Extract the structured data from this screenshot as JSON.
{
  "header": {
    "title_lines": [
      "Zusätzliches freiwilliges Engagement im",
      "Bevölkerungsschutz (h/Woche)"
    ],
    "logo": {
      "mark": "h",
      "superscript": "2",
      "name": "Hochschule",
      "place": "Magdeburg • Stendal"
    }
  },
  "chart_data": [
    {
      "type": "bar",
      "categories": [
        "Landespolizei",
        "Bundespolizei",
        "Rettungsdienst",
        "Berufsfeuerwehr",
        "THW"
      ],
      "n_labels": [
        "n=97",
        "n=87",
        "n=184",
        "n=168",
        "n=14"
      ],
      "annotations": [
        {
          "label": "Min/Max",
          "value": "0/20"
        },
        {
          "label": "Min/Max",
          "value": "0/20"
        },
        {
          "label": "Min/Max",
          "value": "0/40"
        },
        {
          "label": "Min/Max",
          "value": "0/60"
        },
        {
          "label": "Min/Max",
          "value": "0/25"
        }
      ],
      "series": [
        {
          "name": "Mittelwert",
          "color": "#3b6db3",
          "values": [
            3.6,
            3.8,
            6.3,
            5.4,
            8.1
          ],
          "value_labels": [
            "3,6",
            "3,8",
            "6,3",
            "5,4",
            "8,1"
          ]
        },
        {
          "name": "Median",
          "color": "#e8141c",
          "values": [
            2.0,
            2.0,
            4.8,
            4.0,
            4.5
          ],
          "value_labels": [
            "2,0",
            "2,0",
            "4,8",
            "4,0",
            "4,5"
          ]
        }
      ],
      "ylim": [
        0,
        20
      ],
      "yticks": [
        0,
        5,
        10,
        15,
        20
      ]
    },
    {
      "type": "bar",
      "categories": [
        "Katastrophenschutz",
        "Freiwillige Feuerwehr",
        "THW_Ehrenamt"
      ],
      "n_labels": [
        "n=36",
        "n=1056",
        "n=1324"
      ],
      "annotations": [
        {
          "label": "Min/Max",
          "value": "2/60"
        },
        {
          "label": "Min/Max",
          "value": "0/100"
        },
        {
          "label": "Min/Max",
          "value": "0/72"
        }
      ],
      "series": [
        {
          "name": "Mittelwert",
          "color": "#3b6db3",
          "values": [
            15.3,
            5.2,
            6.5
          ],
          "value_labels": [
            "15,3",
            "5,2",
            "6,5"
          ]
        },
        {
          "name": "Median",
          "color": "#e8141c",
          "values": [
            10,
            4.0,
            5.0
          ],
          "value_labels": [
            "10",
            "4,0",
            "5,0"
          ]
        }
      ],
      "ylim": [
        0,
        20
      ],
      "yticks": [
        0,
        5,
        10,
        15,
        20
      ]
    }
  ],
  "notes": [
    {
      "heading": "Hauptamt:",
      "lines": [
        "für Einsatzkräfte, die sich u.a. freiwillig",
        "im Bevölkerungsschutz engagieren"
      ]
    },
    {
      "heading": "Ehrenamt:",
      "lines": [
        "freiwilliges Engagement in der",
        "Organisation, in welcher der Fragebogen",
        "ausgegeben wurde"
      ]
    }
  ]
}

⁂

• [Exercise details]:
Retype the entries exactly, including every line.

• [Full solution]:
Extract the structured data from this screenshot as JSON.
{
  "header": {
    "title_lines": [
      "Zusätzliches freiwilliges Engagement im",
      "Bevölkerungsschutz (h/Woche)"
    ],
    "logo": {
      "mark": "h",
      "superscript": "2",
      "name": "Hochschule",
      "place": "Magdeburg • Stendal"
    }
  },
  "chart_data": [
    {
      "type": "bar",
      "categories": [
        "Landespolizei",
        "Bundespolizei",
        "Rettungsdienst",
        "Berufsfeuerwehr",
        "THW"
      ],
      "n_labels": [
        "n=97",
        "n=87",
        "n=184",
        "n=168",
        "n=14"
      ],
      "annotations": [
        {
          "label": "Min/Max",
          "value": "0/20"
        },
        {
          "label": "Min/Max",
          "value": "0/20"
        },
        {
          "label": "Min/Max",
          "value": "0/40"
        },
        {
          "label": "Min/Max",
          "value": "0/60"
        },
        {
          "label": "Min/Max",
          "value": "0/25"
        }
      ],
      "series": [
        {
          "name": "Mittelwert",
          "color": "#3b6db3",
          "values": [
            3.6,
            3.8,
            6.3,
            5.4,
            8.1
          ],
          "value_labels": [
            "3,6",
            "3,8",
            "6,3",
            "5,4",
            "8,1"
          ]
        },
        {
          "name": "Median",
          "color": "#e8141c",
          "values": [
            2.0,
            2.0,
            4.8,
            4.0,
            4.5
          ],
          "value_labels": [
            "2,0",
            "2,0",
            "4,8",
            "4,0",
            "4,5"
          ]
        }
      ],
      "ylim": [
        0,
        20
      ],
      "yticks": [
        0,
        5,
        10,
        15,
        20
      ]
    },
    {
      "type": "bar",
      "categories": [
        "Katastrophenschutz",
        "Freiwillige Feuerwehr",
        "THW_Ehrenamt"
      ],
      "n_labels": [
        "n=36",
        "n=1056",
        "n=1324"
      ],
      "annotations": [
        {
          "label": "Min/Max",
          "value": "2/60"
        },
        {
          "label": "Min/Max",
          "value": "0/100"
        },
        {
          "label": "Min/Max",
          "value": "0/72"
        }
      ],
      "series": [
        {
          "name": "Mittelwert",
          "color": "#3b6db3",
          "values": [
            15.3,
            5.2,
            6.5
          ],
          "value_labels": [
            "15,3",
            "5,2",
            "6,5"
          ]
        },
        {
          "name": "Median",
          "color": "#e8141c",
          "values": [
            10,
            4.0,
            5.0
          ],
          "value_labels": [
            "10",
            "4,0",
            "5,0"
          ]
        }
      ],
      "ylim": [
        0,
        20
      ],
      "yticks": [
        0,
        5,
        10,
        15,
        20
      ]
    }
  ],
  "notes": [
    {
      "heading": "Hauptamt:",
      "lines": [
        "für Einsatzkräfte, die sich u.a. freiwillig",
        "im Bevölkerungsschutz engagieren"
      ]
    },
    {
      "heading": "Ehrenamt:",
      "lines": [
        "freiwilliges Engagement in der",
        "Organisation, in welcher der Fragebogen",
        "ausgegeben wurde"
      ]
    }
  ]
}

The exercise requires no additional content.